#### Collected data entries
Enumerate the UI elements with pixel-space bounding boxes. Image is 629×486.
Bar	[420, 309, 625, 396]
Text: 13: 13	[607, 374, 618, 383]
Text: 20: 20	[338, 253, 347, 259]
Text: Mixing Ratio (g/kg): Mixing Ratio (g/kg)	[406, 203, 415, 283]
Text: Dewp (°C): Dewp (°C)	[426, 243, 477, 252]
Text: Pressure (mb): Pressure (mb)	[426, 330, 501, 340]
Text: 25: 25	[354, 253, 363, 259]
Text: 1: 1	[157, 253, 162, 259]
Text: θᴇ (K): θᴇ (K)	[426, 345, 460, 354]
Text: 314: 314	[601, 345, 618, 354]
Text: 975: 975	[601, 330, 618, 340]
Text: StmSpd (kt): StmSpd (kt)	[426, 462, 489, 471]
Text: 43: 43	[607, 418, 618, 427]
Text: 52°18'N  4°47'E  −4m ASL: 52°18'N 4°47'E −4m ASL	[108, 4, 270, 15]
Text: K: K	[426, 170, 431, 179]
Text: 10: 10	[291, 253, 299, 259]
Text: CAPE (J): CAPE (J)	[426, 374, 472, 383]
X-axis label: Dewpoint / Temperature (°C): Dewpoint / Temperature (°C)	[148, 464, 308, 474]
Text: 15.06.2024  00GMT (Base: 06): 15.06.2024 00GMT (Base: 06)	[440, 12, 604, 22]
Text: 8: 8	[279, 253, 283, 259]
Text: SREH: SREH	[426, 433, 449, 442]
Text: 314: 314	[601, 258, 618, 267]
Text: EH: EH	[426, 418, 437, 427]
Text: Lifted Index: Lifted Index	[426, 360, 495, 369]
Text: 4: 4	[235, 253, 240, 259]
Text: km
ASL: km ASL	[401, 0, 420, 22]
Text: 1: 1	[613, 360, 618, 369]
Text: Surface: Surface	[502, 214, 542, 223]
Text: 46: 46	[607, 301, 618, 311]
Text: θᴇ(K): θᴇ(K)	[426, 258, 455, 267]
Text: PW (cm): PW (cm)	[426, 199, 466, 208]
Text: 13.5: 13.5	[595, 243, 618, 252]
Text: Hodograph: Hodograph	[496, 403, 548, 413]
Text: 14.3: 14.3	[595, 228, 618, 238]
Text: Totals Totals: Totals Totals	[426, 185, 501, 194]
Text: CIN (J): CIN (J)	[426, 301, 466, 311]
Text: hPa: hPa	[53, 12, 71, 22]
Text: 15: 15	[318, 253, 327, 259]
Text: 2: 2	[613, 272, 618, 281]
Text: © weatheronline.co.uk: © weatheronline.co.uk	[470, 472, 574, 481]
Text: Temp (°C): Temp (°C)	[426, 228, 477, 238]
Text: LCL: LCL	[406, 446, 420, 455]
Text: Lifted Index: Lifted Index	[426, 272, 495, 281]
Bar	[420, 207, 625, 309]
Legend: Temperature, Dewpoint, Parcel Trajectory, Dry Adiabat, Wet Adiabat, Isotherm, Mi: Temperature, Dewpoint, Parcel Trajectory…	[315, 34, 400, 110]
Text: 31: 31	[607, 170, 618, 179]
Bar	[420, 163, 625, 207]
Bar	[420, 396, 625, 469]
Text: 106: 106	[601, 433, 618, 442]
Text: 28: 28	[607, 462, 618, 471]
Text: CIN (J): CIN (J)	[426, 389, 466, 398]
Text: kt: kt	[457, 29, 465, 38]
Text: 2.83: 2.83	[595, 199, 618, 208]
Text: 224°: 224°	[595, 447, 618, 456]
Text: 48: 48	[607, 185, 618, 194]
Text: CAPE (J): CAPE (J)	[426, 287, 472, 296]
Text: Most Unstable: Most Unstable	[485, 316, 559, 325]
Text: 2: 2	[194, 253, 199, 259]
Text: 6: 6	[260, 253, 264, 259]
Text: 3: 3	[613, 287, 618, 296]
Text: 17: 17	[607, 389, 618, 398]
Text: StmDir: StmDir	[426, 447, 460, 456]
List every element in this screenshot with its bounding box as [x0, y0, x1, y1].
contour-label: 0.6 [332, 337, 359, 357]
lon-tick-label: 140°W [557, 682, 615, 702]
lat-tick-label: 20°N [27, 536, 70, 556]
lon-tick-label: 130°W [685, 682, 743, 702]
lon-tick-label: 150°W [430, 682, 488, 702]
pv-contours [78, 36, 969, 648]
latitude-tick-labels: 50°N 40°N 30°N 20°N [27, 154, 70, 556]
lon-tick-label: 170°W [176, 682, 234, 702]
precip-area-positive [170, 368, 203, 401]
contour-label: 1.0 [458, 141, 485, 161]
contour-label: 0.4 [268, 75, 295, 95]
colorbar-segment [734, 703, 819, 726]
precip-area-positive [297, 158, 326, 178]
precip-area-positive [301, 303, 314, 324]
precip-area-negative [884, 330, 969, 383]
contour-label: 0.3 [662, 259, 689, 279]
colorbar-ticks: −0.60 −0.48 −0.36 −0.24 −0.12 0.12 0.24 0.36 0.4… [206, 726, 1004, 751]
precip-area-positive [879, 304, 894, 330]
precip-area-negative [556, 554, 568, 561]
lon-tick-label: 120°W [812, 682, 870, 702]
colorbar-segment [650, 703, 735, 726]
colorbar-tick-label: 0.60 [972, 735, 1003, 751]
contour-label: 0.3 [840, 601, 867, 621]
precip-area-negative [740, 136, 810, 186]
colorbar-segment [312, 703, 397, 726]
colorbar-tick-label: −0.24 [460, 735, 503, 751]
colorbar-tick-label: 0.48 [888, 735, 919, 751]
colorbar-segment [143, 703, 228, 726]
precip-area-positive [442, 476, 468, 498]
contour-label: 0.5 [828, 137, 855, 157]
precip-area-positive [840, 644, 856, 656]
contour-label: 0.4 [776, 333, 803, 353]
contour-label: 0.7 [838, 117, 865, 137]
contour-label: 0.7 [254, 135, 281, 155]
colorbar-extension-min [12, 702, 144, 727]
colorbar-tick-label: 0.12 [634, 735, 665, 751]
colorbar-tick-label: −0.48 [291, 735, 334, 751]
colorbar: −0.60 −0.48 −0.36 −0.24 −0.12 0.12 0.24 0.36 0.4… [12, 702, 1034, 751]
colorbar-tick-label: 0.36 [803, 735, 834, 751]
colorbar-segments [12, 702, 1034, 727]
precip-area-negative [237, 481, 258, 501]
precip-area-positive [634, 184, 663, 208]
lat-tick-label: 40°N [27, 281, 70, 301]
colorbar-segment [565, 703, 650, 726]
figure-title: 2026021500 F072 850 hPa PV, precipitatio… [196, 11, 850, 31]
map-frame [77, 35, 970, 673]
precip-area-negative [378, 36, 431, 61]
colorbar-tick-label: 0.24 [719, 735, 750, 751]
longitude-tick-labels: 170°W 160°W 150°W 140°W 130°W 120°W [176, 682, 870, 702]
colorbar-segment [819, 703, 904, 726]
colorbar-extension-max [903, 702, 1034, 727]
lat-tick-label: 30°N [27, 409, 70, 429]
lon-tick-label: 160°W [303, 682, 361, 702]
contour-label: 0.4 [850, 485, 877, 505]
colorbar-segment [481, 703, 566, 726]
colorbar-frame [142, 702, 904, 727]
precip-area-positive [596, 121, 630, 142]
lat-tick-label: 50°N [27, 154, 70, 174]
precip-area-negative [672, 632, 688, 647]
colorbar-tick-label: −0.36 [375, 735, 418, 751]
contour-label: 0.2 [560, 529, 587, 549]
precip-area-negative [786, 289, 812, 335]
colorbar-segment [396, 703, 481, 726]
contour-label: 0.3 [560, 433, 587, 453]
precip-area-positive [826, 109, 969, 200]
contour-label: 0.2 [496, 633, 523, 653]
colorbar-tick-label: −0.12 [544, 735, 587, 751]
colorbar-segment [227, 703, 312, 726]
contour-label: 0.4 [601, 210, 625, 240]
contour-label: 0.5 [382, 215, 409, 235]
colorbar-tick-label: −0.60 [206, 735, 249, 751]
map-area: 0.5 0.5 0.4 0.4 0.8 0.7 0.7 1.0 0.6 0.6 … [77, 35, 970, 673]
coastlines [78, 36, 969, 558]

#### STATED GOAL
Copy the records line for line from the first line through the line that holds "4, 270, 15]", inclusive.

#### ANSWER
Enumerate the UI elements with pixel-space bounding boxes. Image is 629×486.
Bar	[420, 309, 625, 396]
Text: 13: 13	[607, 374, 618, 383]
Text: 20: 20	[338, 253, 347, 259]
Text: Mixing Ratio (g/kg): Mixing Ratio (g/kg)	[406, 203, 415, 283]
Text: Dewp (°C): Dewp (°C)	[426, 243, 477, 252]
Text: Pressure (mb): Pressure (mb)	[426, 330, 501, 340]
Text: 25: 25	[354, 253, 363, 259]
Text: 1: 1	[157, 253, 162, 259]
Text: θᴇ (K): θᴇ (K)	[426, 345, 460, 354]
Text: 314: 314	[601, 345, 618, 354]
Text: 975: 975	[601, 330, 618, 340]
Text: StmSpd (kt): StmSpd (kt)	[426, 462, 489, 471]
Text: 43: 43	[607, 418, 618, 427]
Text: 52°18'N  4°47'E  −4m ASL: 52°18'N 4°47'E −4m ASL	[108, 4, 270, 15]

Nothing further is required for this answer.